#### Provided data:
*****

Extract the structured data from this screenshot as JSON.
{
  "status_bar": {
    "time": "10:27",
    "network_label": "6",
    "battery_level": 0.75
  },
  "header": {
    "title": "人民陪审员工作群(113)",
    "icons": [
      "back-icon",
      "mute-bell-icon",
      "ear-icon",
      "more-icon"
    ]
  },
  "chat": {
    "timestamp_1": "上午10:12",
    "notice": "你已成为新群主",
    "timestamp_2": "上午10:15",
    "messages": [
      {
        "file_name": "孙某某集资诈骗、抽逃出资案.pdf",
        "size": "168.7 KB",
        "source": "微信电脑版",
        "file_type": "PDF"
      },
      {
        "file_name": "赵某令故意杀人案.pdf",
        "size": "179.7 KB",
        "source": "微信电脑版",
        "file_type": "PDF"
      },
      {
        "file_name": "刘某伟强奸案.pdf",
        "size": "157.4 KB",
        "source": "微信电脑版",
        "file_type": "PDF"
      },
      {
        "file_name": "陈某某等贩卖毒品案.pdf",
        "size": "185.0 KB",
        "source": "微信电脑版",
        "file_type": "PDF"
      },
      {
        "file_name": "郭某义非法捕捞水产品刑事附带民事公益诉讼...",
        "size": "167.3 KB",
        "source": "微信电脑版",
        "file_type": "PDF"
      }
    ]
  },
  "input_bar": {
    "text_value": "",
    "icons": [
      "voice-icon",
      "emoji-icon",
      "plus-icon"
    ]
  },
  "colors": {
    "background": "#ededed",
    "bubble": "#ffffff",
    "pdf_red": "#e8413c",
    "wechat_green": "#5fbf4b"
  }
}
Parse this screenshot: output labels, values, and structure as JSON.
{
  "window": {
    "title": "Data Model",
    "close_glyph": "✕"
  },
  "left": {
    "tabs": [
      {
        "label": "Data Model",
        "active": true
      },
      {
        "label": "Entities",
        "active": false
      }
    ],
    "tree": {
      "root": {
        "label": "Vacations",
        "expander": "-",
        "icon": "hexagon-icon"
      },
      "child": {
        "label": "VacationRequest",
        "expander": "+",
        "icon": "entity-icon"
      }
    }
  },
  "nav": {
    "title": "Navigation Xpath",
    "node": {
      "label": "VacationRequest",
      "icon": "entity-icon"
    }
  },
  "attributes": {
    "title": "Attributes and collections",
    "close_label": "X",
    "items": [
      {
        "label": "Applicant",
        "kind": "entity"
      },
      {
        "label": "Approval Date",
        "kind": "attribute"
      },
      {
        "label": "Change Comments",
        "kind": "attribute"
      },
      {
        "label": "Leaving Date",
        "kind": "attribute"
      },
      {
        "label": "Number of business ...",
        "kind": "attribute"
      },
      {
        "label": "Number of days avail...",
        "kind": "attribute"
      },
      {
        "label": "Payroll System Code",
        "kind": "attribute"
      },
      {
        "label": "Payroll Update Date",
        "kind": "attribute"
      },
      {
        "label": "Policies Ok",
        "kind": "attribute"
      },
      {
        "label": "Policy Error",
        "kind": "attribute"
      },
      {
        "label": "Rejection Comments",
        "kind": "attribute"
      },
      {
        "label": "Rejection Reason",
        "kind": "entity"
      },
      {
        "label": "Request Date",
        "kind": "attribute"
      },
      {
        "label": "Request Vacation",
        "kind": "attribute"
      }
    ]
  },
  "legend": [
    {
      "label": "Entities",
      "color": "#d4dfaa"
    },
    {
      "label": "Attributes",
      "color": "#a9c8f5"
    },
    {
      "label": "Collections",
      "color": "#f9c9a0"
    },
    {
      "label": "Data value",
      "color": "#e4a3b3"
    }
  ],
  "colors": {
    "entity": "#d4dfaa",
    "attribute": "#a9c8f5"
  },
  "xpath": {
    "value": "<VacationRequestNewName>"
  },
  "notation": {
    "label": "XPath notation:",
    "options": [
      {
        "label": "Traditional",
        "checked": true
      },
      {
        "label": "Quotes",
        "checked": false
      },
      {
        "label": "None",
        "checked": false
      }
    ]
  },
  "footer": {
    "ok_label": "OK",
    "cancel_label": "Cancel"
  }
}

*****

Out of the material above, gather each line where "Number" appears.

        "label": "Number of business ...",
        "label": "Number of days avail...",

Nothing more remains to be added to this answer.